# Requirement:
Copy each of the rows below word for word, with no changes.

┌─ Raw data

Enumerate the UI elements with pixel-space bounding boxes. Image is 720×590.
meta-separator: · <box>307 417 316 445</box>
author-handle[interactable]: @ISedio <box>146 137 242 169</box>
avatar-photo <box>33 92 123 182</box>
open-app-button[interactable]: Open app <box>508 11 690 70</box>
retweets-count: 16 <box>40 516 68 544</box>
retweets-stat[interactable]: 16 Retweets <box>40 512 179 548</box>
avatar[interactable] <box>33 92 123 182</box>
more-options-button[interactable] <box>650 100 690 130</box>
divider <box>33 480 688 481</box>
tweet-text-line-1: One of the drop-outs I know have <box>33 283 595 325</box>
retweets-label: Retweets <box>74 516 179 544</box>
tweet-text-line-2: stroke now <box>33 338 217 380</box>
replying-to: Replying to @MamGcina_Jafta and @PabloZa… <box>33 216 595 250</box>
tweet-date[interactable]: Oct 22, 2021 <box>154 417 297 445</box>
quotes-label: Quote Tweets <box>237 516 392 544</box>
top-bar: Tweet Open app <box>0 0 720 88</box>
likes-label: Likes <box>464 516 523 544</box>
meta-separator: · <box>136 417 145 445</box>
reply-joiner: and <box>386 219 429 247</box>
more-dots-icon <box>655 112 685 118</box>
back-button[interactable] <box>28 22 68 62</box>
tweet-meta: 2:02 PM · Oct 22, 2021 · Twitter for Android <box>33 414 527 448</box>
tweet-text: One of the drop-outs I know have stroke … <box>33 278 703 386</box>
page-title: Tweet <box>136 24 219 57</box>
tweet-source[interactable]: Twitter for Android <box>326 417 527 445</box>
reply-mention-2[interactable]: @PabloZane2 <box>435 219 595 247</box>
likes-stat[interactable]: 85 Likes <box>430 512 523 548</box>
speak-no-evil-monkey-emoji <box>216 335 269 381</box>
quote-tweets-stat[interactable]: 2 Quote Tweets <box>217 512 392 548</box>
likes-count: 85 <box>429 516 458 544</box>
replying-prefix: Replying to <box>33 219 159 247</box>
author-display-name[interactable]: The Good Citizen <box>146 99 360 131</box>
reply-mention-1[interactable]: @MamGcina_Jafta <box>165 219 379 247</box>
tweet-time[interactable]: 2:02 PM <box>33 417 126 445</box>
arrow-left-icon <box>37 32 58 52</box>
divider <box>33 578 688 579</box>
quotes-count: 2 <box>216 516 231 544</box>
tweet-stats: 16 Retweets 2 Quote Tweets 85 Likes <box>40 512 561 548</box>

└─

# Exercise solution:
Enumerate the UI elements with pixel-space bounding boxes. Image is 720×590.
meta-separator: · <box>307 417 316 445</box>
author-handle[interactable]: @ISedio <box>146 137 242 169</box>
avatar-photo <box>33 92 123 182</box>
open-app-button[interactable]: Open app <box>508 11 690 70</box>
retweets-count: 16 <box>40 516 68 544</box>
retweets-stat[interactable]: 16 Retweets <box>40 512 179 548</box>
avatar[interactable] <box>33 92 123 182</box>
more-options-button[interactable] <box>650 100 690 130</box>
divider <box>33 480 688 481</box>
tweet-text-line-1: One of the drop-outs I know have <box>33 283 595 325</box>
retweets-label: Retweets <box>74 516 179 544</box>
tweet-text-line-2: stroke now <box>33 338 217 380</box>
replying-to: Replying to @MamGcina_Jafta and @PabloZa… <box>33 216 595 250</box>
tweet-date[interactable]: Oct 22, 2021 <box>154 417 297 445</box>
quotes-label: Quote Tweets <box>237 516 392 544</box>
top-bar: Tweet Open app <box>0 0 720 88</box>
likes-label: Likes <box>464 516 523 544</box>
meta-separator: · <box>136 417 145 445</box>
reply-joiner: and <box>386 219 429 247</box>
more-dots-icon <box>655 112 685 118</box>
back-button[interactable] <box>28 22 68 62</box>
tweet-meta: 2:02 PM · Oct 22, 2021 · Twitter for Android <box>33 414 527 448</box>
tweet-text: One of the drop-outs I know have stroke … <box>33 278 703 386</box>
page-title: Tweet <box>136 24 219 57</box>
tweet-source[interactable]: Twitter for Android <box>326 417 527 445</box>
reply-mention-2[interactable]: @PabloZane2 <box>435 219 595 247</box>
likes-stat[interactable]: 85 Likes <box>430 512 523 548</box>
speak-no-evil-monkey-emoji <box>216 335 269 381</box>
quote-tweets-stat[interactable]: 2 Quote Tweets <box>217 512 392 548</box>
likes-count: 85 <box>429 516 458 544</box>
replying-prefix: Replying to <box>33 219 159 247</box>
author-display-name[interactable]: The Good Citizen <box>146 99 360 131</box>
reply-mention-1[interactable]: @MamGcina_Jafta <box>165 219 379 247</box>
tweet-time[interactable]: 2:02 PM <box>33 417 126 445</box>
arrow-left-icon <box>37 32 58 52</box>
divider <box>33 578 688 579</box>
quotes-count: 2 <box>216 516 231 544</box>
tweet-stats: 16 Retweets 2 Quote Tweets 85 Likes <box>40 512 561 548</box>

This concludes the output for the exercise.